Instructions to follow: Find the string "with" in the listing and report every line that has it.

* BEGIN Supplied material *

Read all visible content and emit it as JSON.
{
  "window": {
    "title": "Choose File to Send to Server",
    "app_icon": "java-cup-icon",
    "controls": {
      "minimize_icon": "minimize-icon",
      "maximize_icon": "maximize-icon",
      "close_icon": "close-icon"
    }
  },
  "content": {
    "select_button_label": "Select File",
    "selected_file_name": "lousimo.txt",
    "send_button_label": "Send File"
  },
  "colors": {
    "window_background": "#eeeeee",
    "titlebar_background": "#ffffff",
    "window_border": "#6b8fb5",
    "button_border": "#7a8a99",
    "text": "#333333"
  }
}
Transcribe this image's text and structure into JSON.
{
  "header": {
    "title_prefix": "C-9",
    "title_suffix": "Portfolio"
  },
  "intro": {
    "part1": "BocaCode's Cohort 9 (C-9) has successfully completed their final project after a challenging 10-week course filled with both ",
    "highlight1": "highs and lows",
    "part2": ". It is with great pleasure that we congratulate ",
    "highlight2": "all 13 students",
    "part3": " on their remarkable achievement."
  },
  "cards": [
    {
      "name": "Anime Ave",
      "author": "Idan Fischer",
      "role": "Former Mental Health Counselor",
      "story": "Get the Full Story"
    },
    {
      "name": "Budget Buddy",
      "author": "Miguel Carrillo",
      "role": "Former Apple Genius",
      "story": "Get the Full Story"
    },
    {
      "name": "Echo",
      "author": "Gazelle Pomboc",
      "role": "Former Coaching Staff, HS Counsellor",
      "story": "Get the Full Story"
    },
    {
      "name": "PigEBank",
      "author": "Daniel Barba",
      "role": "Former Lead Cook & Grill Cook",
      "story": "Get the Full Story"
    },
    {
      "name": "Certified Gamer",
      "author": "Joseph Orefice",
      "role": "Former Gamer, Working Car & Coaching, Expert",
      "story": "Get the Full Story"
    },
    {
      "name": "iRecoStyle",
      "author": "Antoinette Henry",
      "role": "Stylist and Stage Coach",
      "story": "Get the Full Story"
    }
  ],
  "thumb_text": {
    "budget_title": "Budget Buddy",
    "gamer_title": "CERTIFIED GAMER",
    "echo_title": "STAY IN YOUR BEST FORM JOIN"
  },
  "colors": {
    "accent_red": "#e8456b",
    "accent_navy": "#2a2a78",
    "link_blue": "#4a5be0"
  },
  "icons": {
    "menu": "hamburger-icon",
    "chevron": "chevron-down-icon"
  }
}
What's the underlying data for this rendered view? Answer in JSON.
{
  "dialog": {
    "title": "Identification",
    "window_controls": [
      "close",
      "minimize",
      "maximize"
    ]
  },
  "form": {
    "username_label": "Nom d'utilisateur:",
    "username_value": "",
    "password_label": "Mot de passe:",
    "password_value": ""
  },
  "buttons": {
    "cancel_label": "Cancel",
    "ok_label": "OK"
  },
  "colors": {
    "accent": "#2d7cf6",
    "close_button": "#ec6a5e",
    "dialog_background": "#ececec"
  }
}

* END Supplied material *

Exercise result:
    "part1": "BocaCode's Cohort 9 (C-9) has successfully completed their final project after a challenging 10-week course filled with both ",
    "part2": ". It is with great pleasure that we congratulate ",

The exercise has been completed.